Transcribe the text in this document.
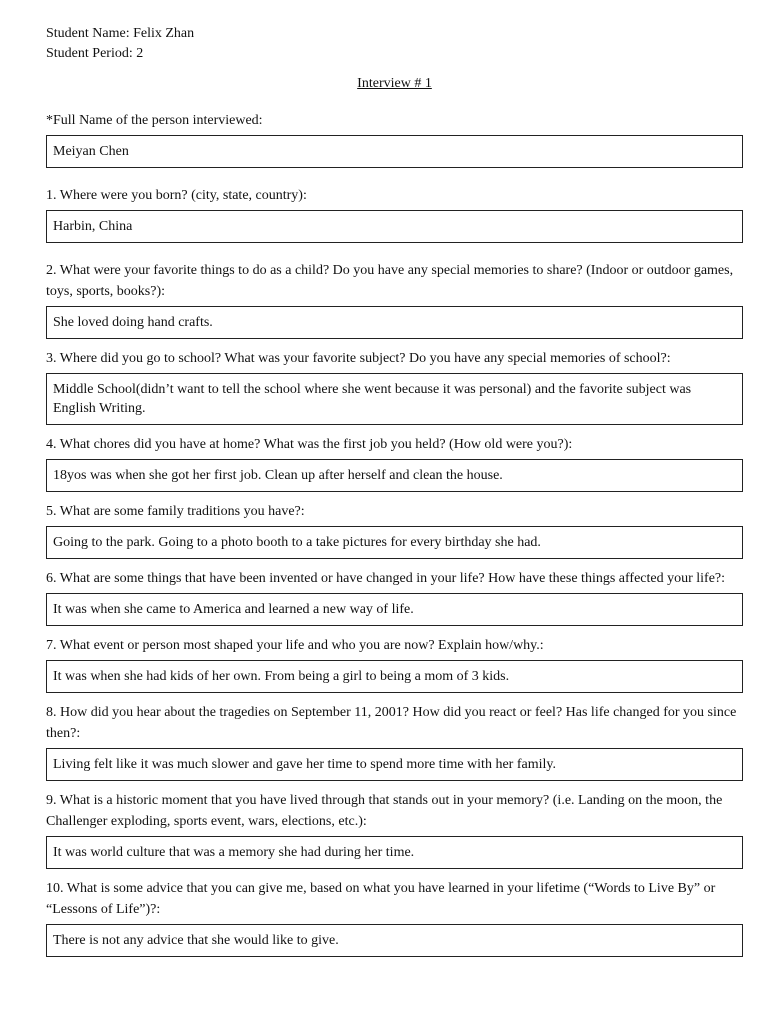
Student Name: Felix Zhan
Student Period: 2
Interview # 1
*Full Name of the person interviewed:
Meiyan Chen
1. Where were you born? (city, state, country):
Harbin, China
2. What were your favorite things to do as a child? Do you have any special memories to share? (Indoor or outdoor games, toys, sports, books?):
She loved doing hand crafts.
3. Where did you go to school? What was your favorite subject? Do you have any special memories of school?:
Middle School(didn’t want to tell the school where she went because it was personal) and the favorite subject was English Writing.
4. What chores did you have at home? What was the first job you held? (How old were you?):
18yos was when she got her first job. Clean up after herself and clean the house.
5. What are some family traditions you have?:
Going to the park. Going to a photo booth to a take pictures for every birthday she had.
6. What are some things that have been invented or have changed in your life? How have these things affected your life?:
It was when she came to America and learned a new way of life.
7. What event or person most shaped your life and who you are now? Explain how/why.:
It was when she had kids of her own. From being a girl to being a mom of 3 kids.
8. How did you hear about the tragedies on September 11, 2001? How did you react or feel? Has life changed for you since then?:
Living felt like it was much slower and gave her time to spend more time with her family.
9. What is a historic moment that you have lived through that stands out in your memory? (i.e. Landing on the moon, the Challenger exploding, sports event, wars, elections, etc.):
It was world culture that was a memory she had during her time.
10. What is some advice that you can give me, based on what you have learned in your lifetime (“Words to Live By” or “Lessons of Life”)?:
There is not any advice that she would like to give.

━━━

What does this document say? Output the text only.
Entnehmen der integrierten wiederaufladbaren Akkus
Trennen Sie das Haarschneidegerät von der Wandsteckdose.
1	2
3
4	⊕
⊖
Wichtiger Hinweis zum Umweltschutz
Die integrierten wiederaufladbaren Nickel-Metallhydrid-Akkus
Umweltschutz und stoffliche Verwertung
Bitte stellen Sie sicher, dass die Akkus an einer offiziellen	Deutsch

━━━

▶ Exercise
Copy out all lines from the material above that contain the string "special".

▶ Final result
2. What were your favorite things to do as a child? Do you have any special memories to share? (Indoor or outdoor games, toys, sports, books?):
3. Where did you go to school? What was your favorite subject? Do you have any special memories of school?:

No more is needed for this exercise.